→ **CHALLENGE**
Lay out every line of these records as a numbered list, leaving out any blank lines.

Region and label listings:

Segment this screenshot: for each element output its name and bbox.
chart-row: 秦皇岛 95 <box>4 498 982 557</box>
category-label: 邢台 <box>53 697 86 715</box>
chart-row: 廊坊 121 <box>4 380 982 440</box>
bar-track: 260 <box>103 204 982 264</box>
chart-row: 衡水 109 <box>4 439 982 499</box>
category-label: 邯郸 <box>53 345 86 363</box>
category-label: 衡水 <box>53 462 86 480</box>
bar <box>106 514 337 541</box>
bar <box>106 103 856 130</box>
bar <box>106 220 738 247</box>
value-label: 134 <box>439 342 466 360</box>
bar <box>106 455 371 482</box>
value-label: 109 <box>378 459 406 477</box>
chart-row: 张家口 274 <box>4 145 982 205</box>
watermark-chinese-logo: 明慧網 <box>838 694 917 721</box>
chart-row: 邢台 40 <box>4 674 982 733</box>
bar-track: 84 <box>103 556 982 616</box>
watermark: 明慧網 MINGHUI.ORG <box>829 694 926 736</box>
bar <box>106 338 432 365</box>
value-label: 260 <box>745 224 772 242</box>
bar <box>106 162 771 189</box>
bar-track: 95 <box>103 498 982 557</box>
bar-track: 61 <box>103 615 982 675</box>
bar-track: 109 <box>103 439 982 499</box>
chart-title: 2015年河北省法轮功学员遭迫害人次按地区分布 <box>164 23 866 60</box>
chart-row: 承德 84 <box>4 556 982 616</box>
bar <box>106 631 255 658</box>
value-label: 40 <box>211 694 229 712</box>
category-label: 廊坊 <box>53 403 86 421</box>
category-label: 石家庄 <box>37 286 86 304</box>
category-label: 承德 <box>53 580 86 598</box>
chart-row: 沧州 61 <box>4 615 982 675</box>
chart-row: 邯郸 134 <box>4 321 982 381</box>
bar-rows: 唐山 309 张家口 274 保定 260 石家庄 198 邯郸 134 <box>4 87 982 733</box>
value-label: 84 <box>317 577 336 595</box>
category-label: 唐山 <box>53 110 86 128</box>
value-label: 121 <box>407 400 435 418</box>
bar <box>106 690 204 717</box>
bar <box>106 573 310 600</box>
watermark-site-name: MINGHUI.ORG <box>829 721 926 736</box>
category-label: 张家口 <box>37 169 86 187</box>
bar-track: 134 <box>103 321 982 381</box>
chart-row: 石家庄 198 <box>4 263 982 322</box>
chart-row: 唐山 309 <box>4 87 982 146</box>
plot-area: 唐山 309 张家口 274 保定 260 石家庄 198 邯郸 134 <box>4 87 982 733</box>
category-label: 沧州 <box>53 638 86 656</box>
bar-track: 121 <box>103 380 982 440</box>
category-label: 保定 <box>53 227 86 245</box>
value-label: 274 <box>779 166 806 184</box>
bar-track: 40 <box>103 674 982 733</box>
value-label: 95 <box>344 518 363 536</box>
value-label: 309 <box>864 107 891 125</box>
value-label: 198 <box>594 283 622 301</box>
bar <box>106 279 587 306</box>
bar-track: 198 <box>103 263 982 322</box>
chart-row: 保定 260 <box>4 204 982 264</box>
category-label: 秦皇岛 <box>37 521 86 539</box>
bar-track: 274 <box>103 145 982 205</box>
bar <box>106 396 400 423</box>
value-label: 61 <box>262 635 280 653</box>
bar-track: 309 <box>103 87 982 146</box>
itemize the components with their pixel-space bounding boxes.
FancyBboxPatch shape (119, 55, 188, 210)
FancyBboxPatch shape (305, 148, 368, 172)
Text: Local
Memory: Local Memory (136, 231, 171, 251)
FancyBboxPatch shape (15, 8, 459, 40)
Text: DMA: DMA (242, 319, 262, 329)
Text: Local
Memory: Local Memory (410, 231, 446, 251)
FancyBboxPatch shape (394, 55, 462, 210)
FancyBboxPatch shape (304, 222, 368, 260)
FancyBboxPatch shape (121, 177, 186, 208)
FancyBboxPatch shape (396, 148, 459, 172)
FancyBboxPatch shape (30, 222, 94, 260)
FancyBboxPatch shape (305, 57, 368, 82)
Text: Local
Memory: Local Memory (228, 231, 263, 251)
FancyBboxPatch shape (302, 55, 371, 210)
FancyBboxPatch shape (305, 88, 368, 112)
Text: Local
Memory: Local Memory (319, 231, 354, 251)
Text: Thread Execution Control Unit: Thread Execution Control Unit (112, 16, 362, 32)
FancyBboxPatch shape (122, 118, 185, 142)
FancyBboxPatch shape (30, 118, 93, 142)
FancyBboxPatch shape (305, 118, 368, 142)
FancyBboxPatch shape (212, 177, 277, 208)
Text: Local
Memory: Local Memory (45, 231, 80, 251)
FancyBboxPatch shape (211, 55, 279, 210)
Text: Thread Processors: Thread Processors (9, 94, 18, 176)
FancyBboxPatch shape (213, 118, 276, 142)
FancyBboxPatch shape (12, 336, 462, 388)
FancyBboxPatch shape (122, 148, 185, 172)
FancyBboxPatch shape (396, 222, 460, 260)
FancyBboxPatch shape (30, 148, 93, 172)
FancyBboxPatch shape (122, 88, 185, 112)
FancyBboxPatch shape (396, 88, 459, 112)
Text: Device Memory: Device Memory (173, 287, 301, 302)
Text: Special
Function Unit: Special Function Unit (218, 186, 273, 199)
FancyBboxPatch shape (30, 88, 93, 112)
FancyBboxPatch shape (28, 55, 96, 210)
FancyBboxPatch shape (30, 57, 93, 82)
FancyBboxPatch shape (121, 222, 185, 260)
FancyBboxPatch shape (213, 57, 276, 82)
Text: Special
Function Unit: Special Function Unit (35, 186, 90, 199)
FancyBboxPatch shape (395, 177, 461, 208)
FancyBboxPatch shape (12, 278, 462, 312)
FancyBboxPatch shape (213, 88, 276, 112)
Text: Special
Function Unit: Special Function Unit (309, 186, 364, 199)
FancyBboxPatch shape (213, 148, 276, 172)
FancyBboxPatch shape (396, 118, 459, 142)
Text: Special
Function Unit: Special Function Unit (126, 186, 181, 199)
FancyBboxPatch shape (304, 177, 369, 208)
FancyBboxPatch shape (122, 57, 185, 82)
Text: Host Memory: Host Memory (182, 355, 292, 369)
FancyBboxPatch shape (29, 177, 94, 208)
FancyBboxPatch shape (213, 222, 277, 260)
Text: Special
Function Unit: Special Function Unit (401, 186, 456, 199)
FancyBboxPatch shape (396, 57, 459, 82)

→ **SOLUTION FOR THIS EXERCISE**
1. Segment this screenshot: for each element output its name and bbox.
2. chart-row: 秦皇岛 95 <box>4 498 982 557</box>
3. category-label: 邢台 <box>53 697 86 715</box>
4. chart-row: 廊坊 121 <box>4 380 982 440</box>
5. bar-track: 260 <box>103 204 982 264</box>
6. chart-row: 衡水 109 <box>4 439 982 499</box>
7. category-label: 邯郸 <box>53 345 86 363</box>
8. category-label: 衡水 <box>53 462 86 480</box>
9. bar <box>106 514 337 541</box>
10. bar <box>106 103 856 130</box>
11. bar <box>106 220 738 247</box>
12. value-label: 134 <box>439 342 466 360</box>
13. bar <box>106 455 371 482</box>
14. value-label: 109 <box>378 459 406 477</box>
15. chart-row: 张家口 274 <box>4 145 982 205</box>
16. watermark-chinese-logo: 明慧網 <box>838 694 917 721</box>
17. chart-row: 邢台 40 <box>4 674 982 733</box>
18. bar-track: 84 <box>103 556 982 616</box>
19. watermark: 明慧網 MINGHUI.ORG <box>829 694 926 736</box>
20. bar <box>106 338 432 365</box>
21. value-label: 260 <box>745 224 772 242</box>
22. bar <box>106 162 771 189</box>
23. bar-track: 95 <box>103 498 982 557</box>
24. bar-track: 61 <box>103 615 982 675</box>
25. bar-track: 109 <box>103 439 982 499</box>
26. chart-title: 2015年河北省法轮功学员遭迫害人次按地区分布 <box>164 23 866 60</box>
27. chart-row: 承德 84 <box>4 556 982 616</box>
28. bar <box>106 631 255 658</box>
29. value-label: 40 <box>211 694 229 712</box>
30. category-label: 廊坊 <box>53 403 86 421</box>
31. category-label: 石家庄 <box>37 286 86 304</box>
32. category-label: 承德 <box>53 580 86 598</box>
33. chart-row: 沧州 61 <box>4 615 982 675</box>
34. chart-row: 邯郸 134 <box>4 321 982 381</box>
35. bar-rows: 唐山 309 张家口 274 保定 260 石家庄 198 邯郸 134 <box>4 87 982 733</box>
36. value-label: 84 <box>317 577 336 595</box>
37. category-label: 唐山 <box>53 110 86 128</box>
38. value-label: 121 <box>407 400 435 418</box>
39. bar <box>106 690 204 717</box>
40. bar <box>106 573 310 600</box>
41. watermark-site-name: MINGHUI.ORG <box>829 721 926 736</box>
42. category-label: 张家口 <box>37 169 86 187</box>
43. bar-track: 134 <box>103 321 982 381</box>
44. chart-row: 石家庄 198 <box>4 263 982 322</box>
45. chart-row: 唐山 309 <box>4 87 982 146</box>
46. plot-area: 唐山 309 张家口 274 保定 260 石家庄 198 邯郸 134 <box>4 87 982 733</box>
47. category-label: 沧州 <box>53 638 86 656</box>
48. bar-track: 121 <box>103 380 982 440</box>
49. category-label: 保定 <box>53 227 86 245</box>
50. value-label: 274 <box>779 166 806 184</box>
51. bar-track: 40 <box>103 674 982 733</box>
52. value-label: 95 <box>344 518 363 536</box>
53. value-label: 309 <box>864 107 891 125</box>
54. value-label: 198 <box>594 283 622 301</box>
55. bar <box>106 279 587 306</box>
56. bar-track: 198 <box>103 263 982 322</box>
57. chart-row: 保定 260 <box>4 204 982 264</box>
58. category-label: 秦皇岛 <box>37 521 86 539</box>
59. bar-track: 274 <box>103 145 982 205</box>
60. bar <box>106 396 400 423</box>
61. value-label: 61 <box>262 635 280 653</box>
62. bar-track: 309 <box>103 87 982 146</box>
63. itemize the components with their pixel-space bounding boxes.
64. FancyBboxPatch shape (119, 55, 188, 210)
65. FancyBboxPatch shape (305, 148, 368, 172)
66. Text: Local
67. Memory: Local Memory (136, 231, 171, 251)
68. FancyBboxPatch shape (15, 8, 459, 40)
69. Text: DMA: DMA (242, 319, 262, 329)
70. Text: Local
71. Memory: Local Memory (410, 231, 446, 251)
72. FancyBboxPatch shape (394, 55, 462, 210)
73. FancyBboxPatch shape (304, 222, 368, 260)
74. FancyBboxPatch shape (121, 177, 186, 208)
75. FancyBboxPatch shape (396, 148, 459, 172)
76. FancyBboxPatch shape (30, 222, 94, 260)
77. FancyBboxPatch shape (305, 57, 368, 82)
78. Text: Local
79. Memory: Local Memory (228, 231, 263, 251)
80. FancyBboxPatch shape (302, 55, 371, 210)
81. FancyBboxPatch shape (305, 88, 368, 112)
82. Text: Local
83. Memory: Local Memory (319, 231, 354, 251)
84. Text: Thread Execution Control Unit: Thread Execution Control Unit (112, 16, 362, 32)
85. FancyBboxPatch shape (122, 118, 185, 142)
86. FancyBboxPatch shape (30, 118, 93, 142)
87. FancyBboxPatch shape (305, 118, 368, 142)
88. FancyBboxPatch shape (212, 177, 277, 208)
89. Text: Local
90. Memory: Local Memory (45, 231, 80, 251)
91. FancyBboxPatch shape (211, 55, 279, 210)
92. Text: Thread Processors: Thread Processors (9, 94, 18, 176)
93. FancyBboxPatch shape (213, 118, 276, 142)
94. FancyBboxPatch shape (12, 336, 462, 388)
95. FancyBboxPatch shape (122, 148, 185, 172)
96. FancyBboxPatch shape (396, 222, 460, 260)
97. FancyBboxPatch shape (30, 148, 93, 172)
98. FancyBboxPatch shape (122, 88, 185, 112)
99. FancyBboxPatch shape (396, 88, 459, 112)
100. Text: Device Memory: Device Memory (173, 287, 301, 302)
101. Text: Special
102. Function Unit: Special Function Unit (218, 186, 273, 199)
103. FancyBboxPatch shape (30, 88, 93, 112)
104. FancyBboxPatch shape (28, 55, 96, 210)
105. FancyBboxPatch shape (30, 57, 93, 82)
106. FancyBboxPatch shape (121, 222, 185, 260)
107. FancyBboxPatch shape (213, 57, 276, 82)
108. Text: Special
109. Function Unit: Special Function Unit (35, 186, 90, 199)
110. FancyBboxPatch shape (395, 177, 461, 208)
111. FancyBboxPatch shape (12, 278, 462, 312)
112. FancyBboxPatch shape (213, 88, 276, 112)
113. Text: Special
114. Function Unit: Special Function Unit (309, 186, 364, 199)
115. FancyBboxPatch shape (213, 148, 276, 172)
116. FancyBboxPatch shape (396, 118, 459, 142)
117. Text: Special
118. Function Unit: Special Function Unit (126, 186, 181, 199)
119. FancyBboxPatch shape (304, 177, 369, 208)
120. FancyBboxPatch shape (122, 57, 185, 82)
121. Text: Host Memory: Host Memory (182, 355, 292, 369)
122. FancyBboxPatch shape (29, 177, 94, 208)
123. FancyBboxPatch shape (213, 222, 277, 260)
124. Text: Special
125. Function Unit: Special Function Unit (401, 186, 456, 199)
126. FancyBboxPatch shape (396, 57, 459, 82)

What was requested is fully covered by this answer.